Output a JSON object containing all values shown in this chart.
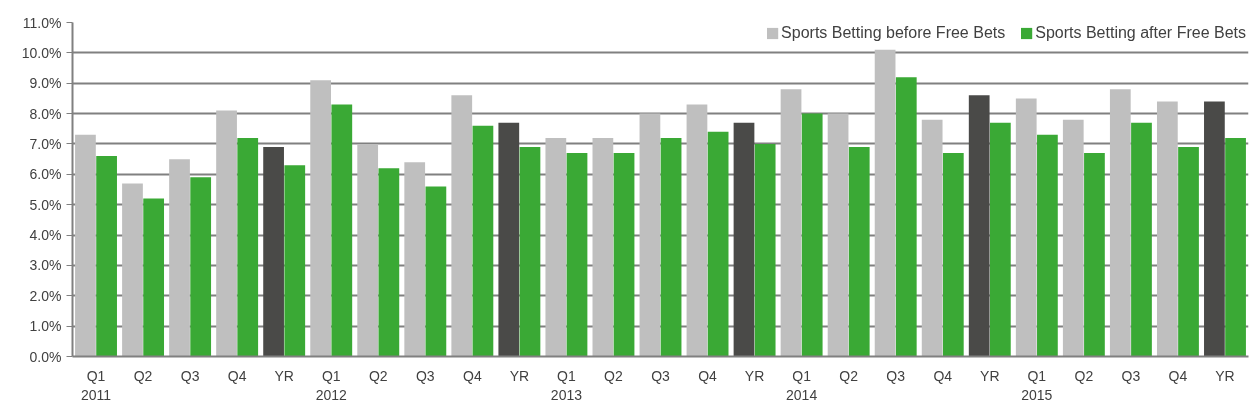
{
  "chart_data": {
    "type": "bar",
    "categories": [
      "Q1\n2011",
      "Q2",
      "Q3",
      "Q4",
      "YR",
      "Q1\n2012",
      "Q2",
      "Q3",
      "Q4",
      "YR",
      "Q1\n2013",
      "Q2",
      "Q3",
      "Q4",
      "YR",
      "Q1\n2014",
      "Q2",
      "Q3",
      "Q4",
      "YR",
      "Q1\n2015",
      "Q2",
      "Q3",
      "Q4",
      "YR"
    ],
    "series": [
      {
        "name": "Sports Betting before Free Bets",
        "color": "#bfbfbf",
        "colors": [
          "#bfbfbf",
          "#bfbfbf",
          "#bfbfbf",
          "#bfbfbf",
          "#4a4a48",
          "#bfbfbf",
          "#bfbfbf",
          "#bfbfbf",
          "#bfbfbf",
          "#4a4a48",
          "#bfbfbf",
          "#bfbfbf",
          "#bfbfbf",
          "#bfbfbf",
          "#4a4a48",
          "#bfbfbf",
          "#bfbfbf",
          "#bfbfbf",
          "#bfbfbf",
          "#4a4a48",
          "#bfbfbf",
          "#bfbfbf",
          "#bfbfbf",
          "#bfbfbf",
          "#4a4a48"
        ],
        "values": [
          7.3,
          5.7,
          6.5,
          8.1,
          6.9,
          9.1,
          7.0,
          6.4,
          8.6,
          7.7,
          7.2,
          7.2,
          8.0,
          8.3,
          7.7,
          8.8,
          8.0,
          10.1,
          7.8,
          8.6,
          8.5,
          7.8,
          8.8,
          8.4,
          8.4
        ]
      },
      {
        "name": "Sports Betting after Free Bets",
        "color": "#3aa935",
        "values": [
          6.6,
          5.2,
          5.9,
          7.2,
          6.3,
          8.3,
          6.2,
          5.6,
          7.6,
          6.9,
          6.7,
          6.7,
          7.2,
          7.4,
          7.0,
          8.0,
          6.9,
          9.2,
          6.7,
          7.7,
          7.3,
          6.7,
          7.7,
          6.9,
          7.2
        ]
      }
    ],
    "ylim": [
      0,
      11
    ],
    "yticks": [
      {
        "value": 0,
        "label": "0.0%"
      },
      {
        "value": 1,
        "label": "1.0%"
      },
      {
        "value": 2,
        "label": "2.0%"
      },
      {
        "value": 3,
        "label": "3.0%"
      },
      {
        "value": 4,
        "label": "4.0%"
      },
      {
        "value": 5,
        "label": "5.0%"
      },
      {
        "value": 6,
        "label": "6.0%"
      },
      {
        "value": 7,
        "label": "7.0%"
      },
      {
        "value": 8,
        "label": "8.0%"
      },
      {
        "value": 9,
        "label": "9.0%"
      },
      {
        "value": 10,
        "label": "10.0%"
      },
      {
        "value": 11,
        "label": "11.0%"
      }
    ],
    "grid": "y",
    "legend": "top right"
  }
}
━━━━━━━━━━━━━━━━━━━━
Reproduce each line from the records that contains the word "Sports".

        "name": "Sports Betting before Free Bets",
        "name": "Sports Betting after Free Bets",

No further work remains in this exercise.